WHAT IS ASKED
Here are some records; copy every line that holds the word "image".

DATA TO USE

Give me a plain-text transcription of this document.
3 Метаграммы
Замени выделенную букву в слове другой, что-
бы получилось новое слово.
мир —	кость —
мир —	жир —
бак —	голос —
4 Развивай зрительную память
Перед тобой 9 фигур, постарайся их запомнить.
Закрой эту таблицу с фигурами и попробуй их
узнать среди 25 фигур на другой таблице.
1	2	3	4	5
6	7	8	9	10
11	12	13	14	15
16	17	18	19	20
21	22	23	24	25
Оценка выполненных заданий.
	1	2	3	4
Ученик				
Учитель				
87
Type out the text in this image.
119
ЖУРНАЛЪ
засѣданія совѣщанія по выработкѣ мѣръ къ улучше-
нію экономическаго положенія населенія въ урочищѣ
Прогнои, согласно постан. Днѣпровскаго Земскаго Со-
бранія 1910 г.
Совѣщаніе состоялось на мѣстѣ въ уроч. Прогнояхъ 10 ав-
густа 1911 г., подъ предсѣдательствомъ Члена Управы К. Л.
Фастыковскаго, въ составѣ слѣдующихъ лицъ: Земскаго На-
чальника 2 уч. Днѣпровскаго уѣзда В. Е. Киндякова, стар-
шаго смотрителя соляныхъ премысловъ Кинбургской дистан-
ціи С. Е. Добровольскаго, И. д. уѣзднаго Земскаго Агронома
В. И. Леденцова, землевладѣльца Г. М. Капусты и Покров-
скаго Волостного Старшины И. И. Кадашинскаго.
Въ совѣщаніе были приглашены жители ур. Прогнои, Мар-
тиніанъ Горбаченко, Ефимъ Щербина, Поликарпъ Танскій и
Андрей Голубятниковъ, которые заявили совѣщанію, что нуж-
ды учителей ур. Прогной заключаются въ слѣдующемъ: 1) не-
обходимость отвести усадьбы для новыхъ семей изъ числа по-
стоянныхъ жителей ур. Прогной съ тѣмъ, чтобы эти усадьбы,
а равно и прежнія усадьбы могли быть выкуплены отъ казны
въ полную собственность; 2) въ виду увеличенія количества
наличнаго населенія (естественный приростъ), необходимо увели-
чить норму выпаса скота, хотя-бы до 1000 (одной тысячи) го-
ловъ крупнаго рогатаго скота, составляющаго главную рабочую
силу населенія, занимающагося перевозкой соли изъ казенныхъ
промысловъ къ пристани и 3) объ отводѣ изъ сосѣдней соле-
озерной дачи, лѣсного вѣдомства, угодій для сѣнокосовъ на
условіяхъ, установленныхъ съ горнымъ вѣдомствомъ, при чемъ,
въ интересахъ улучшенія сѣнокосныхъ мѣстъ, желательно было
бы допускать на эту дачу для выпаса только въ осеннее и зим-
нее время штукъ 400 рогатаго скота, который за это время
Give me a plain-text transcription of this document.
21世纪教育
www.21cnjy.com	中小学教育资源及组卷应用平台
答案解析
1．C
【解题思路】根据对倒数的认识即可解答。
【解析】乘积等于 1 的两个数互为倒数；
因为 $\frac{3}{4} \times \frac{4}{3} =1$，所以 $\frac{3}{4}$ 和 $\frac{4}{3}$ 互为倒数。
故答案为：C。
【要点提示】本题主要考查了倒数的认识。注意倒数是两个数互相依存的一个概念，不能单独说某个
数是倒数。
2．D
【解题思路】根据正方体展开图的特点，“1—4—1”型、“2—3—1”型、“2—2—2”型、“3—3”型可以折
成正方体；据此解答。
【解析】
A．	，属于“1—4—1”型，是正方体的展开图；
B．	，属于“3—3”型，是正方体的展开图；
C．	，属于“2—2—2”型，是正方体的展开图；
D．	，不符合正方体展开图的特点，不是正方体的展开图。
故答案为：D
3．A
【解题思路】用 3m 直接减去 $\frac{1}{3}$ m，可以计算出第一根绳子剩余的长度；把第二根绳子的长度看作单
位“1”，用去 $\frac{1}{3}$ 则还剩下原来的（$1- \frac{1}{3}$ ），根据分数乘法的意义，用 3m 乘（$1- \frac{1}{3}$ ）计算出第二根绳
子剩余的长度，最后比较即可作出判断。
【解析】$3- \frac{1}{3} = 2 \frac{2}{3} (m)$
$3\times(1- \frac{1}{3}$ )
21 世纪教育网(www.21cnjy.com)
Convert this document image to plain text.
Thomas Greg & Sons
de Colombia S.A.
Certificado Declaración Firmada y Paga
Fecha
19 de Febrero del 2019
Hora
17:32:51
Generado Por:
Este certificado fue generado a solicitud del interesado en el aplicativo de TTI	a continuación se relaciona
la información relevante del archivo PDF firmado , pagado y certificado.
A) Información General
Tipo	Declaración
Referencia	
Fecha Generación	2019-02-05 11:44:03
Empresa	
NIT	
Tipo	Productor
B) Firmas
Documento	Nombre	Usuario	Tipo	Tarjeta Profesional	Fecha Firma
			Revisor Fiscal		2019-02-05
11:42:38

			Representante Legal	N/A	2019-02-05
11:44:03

FINAL ANSWER
Type out the text in this image.
Convert this document image to plain text.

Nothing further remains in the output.